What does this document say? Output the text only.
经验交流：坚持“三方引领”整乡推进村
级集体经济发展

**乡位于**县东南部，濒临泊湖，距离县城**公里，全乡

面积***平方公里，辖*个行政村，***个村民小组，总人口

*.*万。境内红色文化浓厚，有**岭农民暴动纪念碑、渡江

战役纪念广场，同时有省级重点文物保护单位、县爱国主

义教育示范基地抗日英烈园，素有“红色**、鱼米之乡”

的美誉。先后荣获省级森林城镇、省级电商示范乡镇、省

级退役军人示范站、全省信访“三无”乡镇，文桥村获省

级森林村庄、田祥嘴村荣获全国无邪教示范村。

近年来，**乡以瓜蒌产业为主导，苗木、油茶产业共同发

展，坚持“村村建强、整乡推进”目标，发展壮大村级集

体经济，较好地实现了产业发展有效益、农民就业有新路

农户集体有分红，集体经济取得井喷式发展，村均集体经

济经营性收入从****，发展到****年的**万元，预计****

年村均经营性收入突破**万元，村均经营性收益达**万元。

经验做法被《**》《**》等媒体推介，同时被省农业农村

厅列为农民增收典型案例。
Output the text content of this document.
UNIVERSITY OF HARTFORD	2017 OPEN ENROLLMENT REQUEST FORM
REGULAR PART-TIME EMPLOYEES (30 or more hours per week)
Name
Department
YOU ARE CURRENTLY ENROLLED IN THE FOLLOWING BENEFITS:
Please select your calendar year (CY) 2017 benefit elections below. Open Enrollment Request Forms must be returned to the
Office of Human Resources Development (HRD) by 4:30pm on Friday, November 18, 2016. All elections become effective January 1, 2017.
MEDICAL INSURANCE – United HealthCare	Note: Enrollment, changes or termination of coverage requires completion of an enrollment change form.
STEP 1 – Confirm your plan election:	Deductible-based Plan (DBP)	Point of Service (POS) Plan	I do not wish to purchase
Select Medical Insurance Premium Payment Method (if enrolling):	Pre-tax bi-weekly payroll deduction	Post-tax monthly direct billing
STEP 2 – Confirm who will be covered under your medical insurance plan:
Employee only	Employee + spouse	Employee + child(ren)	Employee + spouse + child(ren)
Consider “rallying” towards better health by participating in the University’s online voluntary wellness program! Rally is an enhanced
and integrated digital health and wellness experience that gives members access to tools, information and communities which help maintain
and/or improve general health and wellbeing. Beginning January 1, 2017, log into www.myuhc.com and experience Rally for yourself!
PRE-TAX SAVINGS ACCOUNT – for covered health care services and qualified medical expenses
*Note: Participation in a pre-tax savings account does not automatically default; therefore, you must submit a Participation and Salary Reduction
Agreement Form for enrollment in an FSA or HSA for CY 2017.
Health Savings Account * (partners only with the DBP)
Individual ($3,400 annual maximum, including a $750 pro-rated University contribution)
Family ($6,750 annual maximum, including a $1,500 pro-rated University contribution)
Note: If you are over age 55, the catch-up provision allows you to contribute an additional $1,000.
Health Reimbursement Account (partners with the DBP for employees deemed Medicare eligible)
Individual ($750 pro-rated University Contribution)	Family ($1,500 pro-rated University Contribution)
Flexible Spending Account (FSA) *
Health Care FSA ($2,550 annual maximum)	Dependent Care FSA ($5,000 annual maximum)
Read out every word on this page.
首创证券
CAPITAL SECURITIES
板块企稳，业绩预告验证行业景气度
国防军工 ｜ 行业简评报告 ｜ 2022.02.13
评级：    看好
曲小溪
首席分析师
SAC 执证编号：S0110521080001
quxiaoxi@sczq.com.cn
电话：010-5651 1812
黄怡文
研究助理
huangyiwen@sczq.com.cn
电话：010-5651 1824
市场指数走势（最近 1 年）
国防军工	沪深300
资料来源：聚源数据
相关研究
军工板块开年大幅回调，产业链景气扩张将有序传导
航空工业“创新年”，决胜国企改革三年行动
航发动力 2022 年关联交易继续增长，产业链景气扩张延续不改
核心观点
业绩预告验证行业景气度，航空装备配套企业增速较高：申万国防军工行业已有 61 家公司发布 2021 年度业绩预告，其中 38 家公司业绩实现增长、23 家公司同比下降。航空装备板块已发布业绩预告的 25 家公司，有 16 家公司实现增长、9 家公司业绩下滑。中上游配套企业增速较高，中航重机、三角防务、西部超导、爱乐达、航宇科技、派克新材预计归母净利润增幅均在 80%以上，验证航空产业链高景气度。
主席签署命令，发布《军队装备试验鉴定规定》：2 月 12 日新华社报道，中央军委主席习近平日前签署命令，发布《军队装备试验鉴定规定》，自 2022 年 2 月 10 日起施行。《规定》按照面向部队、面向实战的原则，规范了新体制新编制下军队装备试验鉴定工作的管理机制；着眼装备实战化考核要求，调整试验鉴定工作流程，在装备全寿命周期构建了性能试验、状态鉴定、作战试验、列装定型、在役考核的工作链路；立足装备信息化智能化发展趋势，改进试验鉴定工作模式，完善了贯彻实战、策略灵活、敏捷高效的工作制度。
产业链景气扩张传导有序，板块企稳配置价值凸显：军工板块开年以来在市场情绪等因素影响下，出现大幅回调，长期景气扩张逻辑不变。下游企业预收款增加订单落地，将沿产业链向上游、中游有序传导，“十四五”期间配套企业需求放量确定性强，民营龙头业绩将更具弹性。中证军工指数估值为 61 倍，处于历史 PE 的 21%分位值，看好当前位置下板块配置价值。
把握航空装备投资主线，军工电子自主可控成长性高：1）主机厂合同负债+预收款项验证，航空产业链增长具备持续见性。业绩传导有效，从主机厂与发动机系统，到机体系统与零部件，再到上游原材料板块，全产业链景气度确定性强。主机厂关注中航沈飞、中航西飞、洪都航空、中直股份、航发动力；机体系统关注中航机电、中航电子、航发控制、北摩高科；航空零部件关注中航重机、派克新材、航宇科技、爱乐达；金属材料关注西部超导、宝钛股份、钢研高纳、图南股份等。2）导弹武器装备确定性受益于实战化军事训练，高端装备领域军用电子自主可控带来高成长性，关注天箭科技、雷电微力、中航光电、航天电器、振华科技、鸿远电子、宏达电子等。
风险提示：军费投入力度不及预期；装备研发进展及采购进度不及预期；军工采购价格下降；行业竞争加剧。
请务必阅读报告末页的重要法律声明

---+---

EXERCISE GOAL -> Copy all lines from the data that hold the word "January".

WRITTEN SOLUTION ->
Office of Human Resources Development (HRD) by 4:30pm on Friday, November 18, 2016. All elections become effective January 1, 2017.
and/or improve general health and wellbeing. Beginning January 1, 2017, log into www.myuhc.com and experience Rally for yourself!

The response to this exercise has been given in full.